EXERCISE: Set down each entry exactly as given; pictures should not appear in the copy.

━━━━━━

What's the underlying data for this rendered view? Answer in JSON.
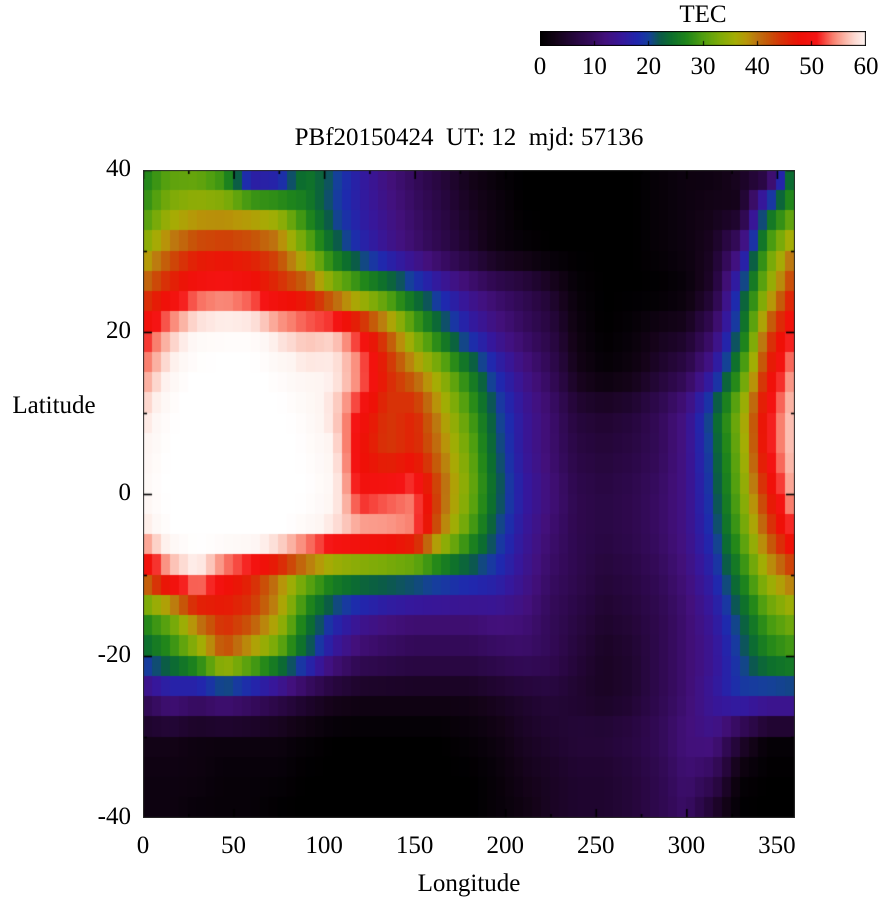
{
  "title": "PBf20150424  UT: 12  mjd: 57136",
  "colorbar": {
    "title": "TEC",
    "min": 0,
    "max": 60,
    "tick_values": [
      0,
      10,
      20,
      30,
      40,
      50,
      60
    ],
    "palette_stops": [
      [
        0,
        "#000000"
      ],
      [
        3,
        "#140318"
      ],
      [
        6,
        "#25063a"
      ],
      [
        9,
        "#330a58"
      ],
      [
        12,
        "#43107c"
      ],
      [
        15,
        "#36179b"
      ],
      [
        18,
        "#1f28ae"
      ],
      [
        20,
        "#15409a"
      ],
      [
        22,
        "#0b5a4a"
      ],
      [
        24,
        "#0c6e2e"
      ],
      [
        27,
        "#20861a"
      ],
      [
        30,
        "#509f10"
      ],
      [
        33,
        "#7dab08"
      ],
      [
        36,
        "#a4ad04"
      ],
      [
        38,
        "#b79708"
      ],
      [
        40,
        "#bd7410"
      ],
      [
        42,
        "#c65708"
      ],
      [
        44,
        "#d43807"
      ],
      [
        46,
        "#e22106"
      ],
      [
        48,
        "#ef1007"
      ],
      [
        51,
        "#f51414"
      ],
      [
        54,
        "#f97f6e"
      ],
      [
        56,
        "#fbb1a2"
      ],
      [
        58,
        "#fdd9d1"
      ],
      [
        60,
        "#fef5f2"
      ],
      [
        64,
        "#ffffff"
      ]
    ]
  },
  "axes": {
    "x": {
      "label": "Longitude",
      "min": 0,
      "max": 360,
      "major_ticks": [
        0,
        50,
        100,
        150,
        200,
        250,
        300,
        350
      ],
      "minor_step": 25
    },
    "y": {
      "label": "Latitude",
      "min": -40,
      "max": 40,
      "major_ticks": [
        40,
        20,
        0,
        -20,
        -40
      ],
      "minor_step": 10
    }
  },
  "chart_data": {
    "type": "heatmap",
    "title": "PBf20150424  UT: 12  mjd: 57136",
    "colorbar_title": "TEC",
    "xlabel": "Longitude",
    "ylabel": "Latitude",
    "xlim": [
      0,
      360
    ],
    "ylim": [
      -40,
      40
    ],
    "color_range": [
      0,
      60
    ],
    "grid_lons": [
      0,
      15,
      30,
      45,
      60,
      75,
      90,
      105,
      120,
      135,
      150,
      165,
      180,
      195,
      210,
      225,
      240,
      255,
      270,
      285,
      300,
      315,
      330,
      345,
      360
    ],
    "grid_lats": [
      40,
      35,
      30,
      25,
      20,
      15,
      10,
      5,
      0,
      -5,
      -10,
      -15,
      -20,
      -25,
      -30,
      -35,
      -40
    ],
    "tec_values": [
      [
        26,
        30,
        30,
        26,
        10,
        12,
        25,
        21,
        16,
        12,
        9,
        6,
        3,
        1,
        0,
        0,
        0,
        0,
        0,
        1,
        2,
        2,
        4,
        3,
        26
      ],
      [
        28,
        34,
        36,
        36,
        35,
        33,
        26,
        20,
        16,
        13,
        10,
        7,
        4,
        2,
        0,
        0,
        0,
        0,
        0,
        1,
        2,
        3,
        3,
        22,
        30
      ],
      [
        35,
        41,
        45,
        46,
        45,
        42,
        33,
        24,
        18,
        14,
        11,
        8,
        5,
        2,
        1,
        0,
        0,
        0,
        0,
        1,
        2,
        4,
        12,
        30,
        40
      ],
      [
        42,
        47,
        51,
        52,
        50,
        46,
        44,
        36,
        31,
        27,
        22,
        17,
        13,
        10,
        8,
        5,
        1,
        0,
        0,
        0,
        1,
        5,
        20,
        34,
        46
      ],
      [
        50,
        56,
        61,
        62,
        62,
        58,
        56,
        57,
        50,
        42,
        32,
        24,
        17,
        13,
        10,
        7,
        2,
        0,
        1,
        3,
        4,
        10,
        22,
        42,
        52
      ],
      [
        54,
        60,
        64,
        65,
        65,
        62,
        60,
        60,
        55,
        46,
        40,
        34,
        26,
        18,
        13,
        9,
        3,
        1,
        2,
        5,
        8,
        15,
        28,
        46,
        56
      ],
      [
        58,
        63,
        66,
        67,
        67,
        65,
        62,
        58,
        50,
        44,
        46,
        38,
        30,
        21,
        15,
        11,
        6,
        5,
        6,
        9,
        13,
        22,
        34,
        50,
        58
      ],
      [
        60,
        64,
        67,
        68,
        68,
        66,
        63,
        60,
        48,
        44,
        46,
        40,
        32,
        22,
        15,
        11,
        7,
        6,
        7,
        9,
        13,
        21,
        33,
        50,
        58
      ],
      [
        61,
        65,
        67,
        68,
        68,
        67,
        64,
        61,
        50,
        52,
        54,
        42,
        33,
        23,
        16,
        12,
        8,
        7,
        8,
        10,
        13,
        20,
        32,
        46,
        57
      ],
      [
        58,
        63,
        66,
        66,
        66,
        64,
        61,
        58,
        57,
        56,
        54,
        40,
        30,
        21,
        15,
        11,
        8,
        7,
        8,
        10,
        13,
        19,
        30,
        42,
        52
      ],
      [
        44,
        54,
        58,
        50,
        46,
        40,
        33,
        28,
        26,
        25,
        24,
        22,
        20,
        18,
        14,
        10,
        8,
        6,
        7,
        9,
        12,
        17,
        26,
        36,
        42
      ],
      [
        28,
        33,
        42,
        46,
        44,
        38,
        26,
        19,
        15,
        13,
        12,
        12,
        12,
        13,
        12,
        9,
        7,
        5,
        6,
        8,
        11,
        15,
        22,
        30,
        34
      ],
      [
        22,
        26,
        32,
        42,
        36,
        30,
        22,
        14,
        10,
        9,
        8,
        8,
        8,
        9,
        10,
        9,
        6,
        4,
        5,
        8,
        11,
        14,
        20,
        26,
        28
      ],
      [
        10,
        14,
        12,
        14,
        12,
        9,
        6,
        4,
        3,
        3,
        3,
        3,
        3,
        4,
        5,
        6,
        5,
        4,
        5,
        8,
        11,
        15,
        19,
        18,
        18
      ],
      [
        3,
        3,
        2,
        2,
        2,
        2,
        1,
        0,
        0,
        0,
        0,
        0,
        1,
        2,
        4,
        5,
        6,
        6,
        7,
        9,
        12,
        13,
        6,
        1,
        1
      ],
      [
        2,
        2,
        2,
        1,
        1,
        1,
        0,
        0,
        0,
        0,
        0,
        0,
        0,
        1,
        3,
        4,
        5,
        5,
        6,
        8,
        11,
        9,
        1,
        0,
        0
      ],
      [
        2,
        2,
        1,
        1,
        1,
        0,
        0,
        0,
        0,
        0,
        0,
        0,
        0,
        1,
        2,
        4,
        5,
        5,
        6,
        8,
        10,
        4,
        0,
        0,
        0
      ]
    ]
  }
}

━━━━━━

SOLUTION TO THE PROBLEM:
What's the underlying data for this rendered view? Answer in JSON.
{
  "title": "PBf20150424  UT: 12  mjd: 57136",
  "colorbar": {
    "title": "TEC",
    "min": 0,
    "max": 60,
    "tick_values": [
      0,
      10,
      20,
      30,
      40,
      50,
      60
    ],
    "palette_stops": [
      [
        0,
        "#000000"
      ],
      [
        3,
        "#140318"
      ],
      [
        6,
        "#25063a"
      ],
      [
        9,
        "#330a58"
      ],
      [
        12,
        "#43107c"
      ],
      [
        15,
        "#36179b"
      ],
      [
        18,
        "#1f28ae"
      ],
      [
        20,
        "#15409a"
      ],
      [
        22,
        "#0b5a4a"
      ],
      [
        24,
        "#0c6e2e"
      ],
      [
        27,
        "#20861a"
      ],
      [
        30,
        "#509f10"
      ],
      [
        33,
        "#7dab08"
      ],
      [
        36,
        "#a4ad04"
      ],
      [
        38,
        "#b79708"
      ],
      [
        40,
        "#bd7410"
      ],
      [
        42,
        "#c65708"
      ],
      [
        44,
        "#d43807"
      ],
      [
        46,
        "#e22106"
      ],
      [
        48,
        "#ef1007"
      ],
      [
        51,
        "#f51414"
      ],
      [
        54,
        "#f97f6e"
      ],
      [
        56,
        "#fbb1a2"
      ],
      [
        58,
        "#fdd9d1"
      ],
      [
        60,
        "#fef5f2"
      ],
      [
        64,
        "#ffffff"
      ]
    ]
  },
  "axes": {
    "x": {
      "label": "Longitude",
      "min": 0,
      "max": 360,
      "major_ticks": [
        0,
        50,
        100,
        150,
        200,
        250,
        300,
        350
      ],
      "minor_step": 25
    },
    "y": {
      "label": "Latitude",
      "min": -40,
      "max": 40,
      "major_ticks": [
        40,
        20,
        0,
        -20,
        -40
      ],
      "minor_step": 10
    }
  },
  "chart_data": {
    "type": "heatmap",
    "title": "PBf20150424  UT: 12  mjd: 57136",
    "colorbar_title": "TEC",
    "xlabel": "Longitude",
    "ylabel": "Latitude",
    "xlim": [
      0,
      360
    ],
    "ylim": [
      -40,
      40
    ],
    "color_range": [
      0,
      60
    ],
    "grid_lons": [
      0,
      15,
      30,
      45,
      60,
      75,
      90,
      105,
      120,
      135,
      150,
      165,
      180,
      195,
      210,
      225,
      240,
      255,
      270,
      285,
      300,
      315,
      330,
      345,
      360
    ],
    "grid_lats": [
      40,
      35,
      30,
      25,
      20,
      15,
      10,
      5,
      0,
      -5,
      -10,
      -15,
      -20,
      -25,
      -30,
      -35,
      -40
    ],
    "tec_values": [
      [
        26,
        30,
        30,
        26,
        10,
        12,
        25,
        21,
        16,
        12,
        9,
        6,
        3,
        1,
        0,
        0,
        0,
        0,
        0,
        1,
        2,
        2,
        4,
        3,
        26
      ],
      [
        28,
        34,
        36,
        36,
        35,
        33,
        26,
        20,
        16,
        13,
        10,
        7,
        4,
        2,
        0,
        0,
        0,
        0,
        0,
        1,
        2,
        3,
        3,
        22,
        30
      ],
      [
        35,
        41,
        45,
        46,
        45,
        42,
        33,
        24,
        18,
        14,
        11,
        8,
        5,
        2,
        1,
        0,
        0,
        0,
        0,
        1,
        2,
        4,
        12,
        30,
        40
      ],
      [
        42,
        47,
        51,
        52,
        50,
        46,
        44,
        36,
        31,
        27,
        22,
        17,
        13,
        10,
        8,
        5,
        1,
        0,
        0,
        0,
        1,
        5,
        20,
        34,
        46
      ],
      [
        50,
        56,
        61,
        62,
        62,
        58,
        56,
        57,
        50,
        42,
        32,
        24,
        17,
        13,
        10,
        7,
        2,
        0,
        1,
        3,
        4,
        10,
        22,
        42,
        52
      ],
      [
        54,
        60,
        64,
        65,
        65,
        62,
        60,
        60,
        55,
        46,
        40,
        34,
        26,
        18,
        13,
        9,
        3,
        1,
        2,
        5,
        8,
        15,
        28,
        46,
        56
      ],
      [
        58,
        63,
        66,
        67,
        67,
        65,
        62,
        58,
        50,
        44,
        46,
        38,
        30,
        21,
        15,
        11,
        6,
        5,
        6,
        9,
        13,
        22,
        34,
        50,
        58
      ],
      [
        60,
        64,
        67,
        68,
        68,
        66,
        63,
        60,
        48,
        44,
        46,
        40,
        32,
        22,
        15,
        11,
        7,
        6,
        7,
        9,
        13,
        21,
        33,
        50,
        58
      ],
      [
        61,
        65,
        67,
        68,
        68,
        67,
        64,
        61,
        50,
        52,
        54,
        42,
        33,
        23,
        16,
        12,
        8,
        7,
        8,
        10,
        13,
        20,
        32,
        46,
        57
      ],
      [
        58,
        63,
        66,
        66,
        66,
        64,
        61,
        58,
        57,
        56,
        54,
        40,
        30,
        21,
        15,
        11,
        8,
        7,
        8,
        10,
        13,
        19,
        30,
        42,
        52
      ],
      [
        44,
        54,
        58,
        50,
        46,
        40,
        33,
        28,
        26,
        25,
        24,
        22,
        20,
        18,
        14,
        10,
        8,
        6,
        7,
        9,
        12,
        17,
        26,
        36,
        42
      ],
      [
        28,
        33,
        42,
        46,
        44,
        38,
        26,
        19,
        15,
        13,
        12,
        12,
        12,
        13,
        12,
        9,
        7,
        5,
        6,
        8,
        11,
        15,
        22,
        30,
        34
      ],
      [
        22,
        26,
        32,
        42,
        36,
        30,
        22,
        14,
        10,
        9,
        8,
        8,
        8,
        9,
        10,
        9,
        6,
        4,
        5,
        8,
        11,
        14,
        20,
        26,
        28
      ],
      [
        10,
        14,
        12,
        14,
        12,
        9,
        6,
        4,
        3,
        3,
        3,
        3,
        3,
        4,
        5,
        6,
        5,
        4,
        5,
        8,
        11,
        15,
        19,
        18,
        18
      ],
      [
        3,
        3,
        2,
        2,
        2,
        2,
        1,
        0,
        0,
        0,
        0,
        0,
        1,
        2,
        4,
        5,
        6,
        6,
        7,
        9,
        12,
        13,
        6,
        1,
        1
      ],
      [
        2,
        2,
        2,
        1,
        1,
        1,
        0,
        0,
        0,
        0,
        0,
        0,
        0,
        1,
        3,
        4,
        5,
        5,
        6,
        8,
        11,
        9,
        1,
        0,
        0
      ],
      [
        2,
        2,
        1,
        1,
        1,
        0,
        0,
        0,
        0,
        0,
        0,
        0,
        0,
        1,
        2,
        4,
        5,
        5,
        6,
        8,
        10,
        4,
        0,
        0,
        0
      ]
    ]
  }
}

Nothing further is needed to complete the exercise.